_What is required_: Go through the entries below, tally each line with the string "Дорога", and give the final number by itself.

_Record excerpts_:
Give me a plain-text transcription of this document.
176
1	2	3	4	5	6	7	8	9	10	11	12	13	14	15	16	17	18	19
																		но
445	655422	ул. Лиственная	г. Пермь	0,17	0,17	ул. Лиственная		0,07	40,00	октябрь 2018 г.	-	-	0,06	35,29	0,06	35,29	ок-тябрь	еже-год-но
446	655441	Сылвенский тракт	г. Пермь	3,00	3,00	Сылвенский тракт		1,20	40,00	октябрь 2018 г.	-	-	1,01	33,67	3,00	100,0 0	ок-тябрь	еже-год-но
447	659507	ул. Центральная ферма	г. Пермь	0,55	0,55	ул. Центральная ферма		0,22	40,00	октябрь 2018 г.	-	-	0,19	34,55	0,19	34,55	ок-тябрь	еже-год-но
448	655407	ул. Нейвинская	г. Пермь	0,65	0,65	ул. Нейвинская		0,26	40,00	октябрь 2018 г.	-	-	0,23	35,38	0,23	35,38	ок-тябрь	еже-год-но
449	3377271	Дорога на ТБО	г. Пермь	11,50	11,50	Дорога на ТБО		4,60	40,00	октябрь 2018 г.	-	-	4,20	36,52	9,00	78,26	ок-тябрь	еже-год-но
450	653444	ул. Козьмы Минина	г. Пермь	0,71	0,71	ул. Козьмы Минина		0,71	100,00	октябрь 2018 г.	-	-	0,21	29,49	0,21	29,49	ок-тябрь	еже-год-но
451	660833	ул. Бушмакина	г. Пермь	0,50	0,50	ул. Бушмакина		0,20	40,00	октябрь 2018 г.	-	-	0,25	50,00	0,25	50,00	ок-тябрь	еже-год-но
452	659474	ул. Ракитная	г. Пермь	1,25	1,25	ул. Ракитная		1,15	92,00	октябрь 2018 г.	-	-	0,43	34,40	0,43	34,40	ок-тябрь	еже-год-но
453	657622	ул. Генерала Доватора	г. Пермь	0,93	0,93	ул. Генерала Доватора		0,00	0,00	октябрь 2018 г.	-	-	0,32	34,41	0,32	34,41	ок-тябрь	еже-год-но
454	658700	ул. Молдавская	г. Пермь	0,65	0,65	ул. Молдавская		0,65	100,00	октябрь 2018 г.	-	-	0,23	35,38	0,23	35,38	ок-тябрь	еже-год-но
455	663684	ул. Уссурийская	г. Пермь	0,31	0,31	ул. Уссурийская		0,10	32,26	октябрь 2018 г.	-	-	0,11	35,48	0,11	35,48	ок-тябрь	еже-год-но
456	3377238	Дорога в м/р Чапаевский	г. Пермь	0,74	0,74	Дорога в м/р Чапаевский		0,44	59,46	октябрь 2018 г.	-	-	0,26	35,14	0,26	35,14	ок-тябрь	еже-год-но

_Written answer_: 2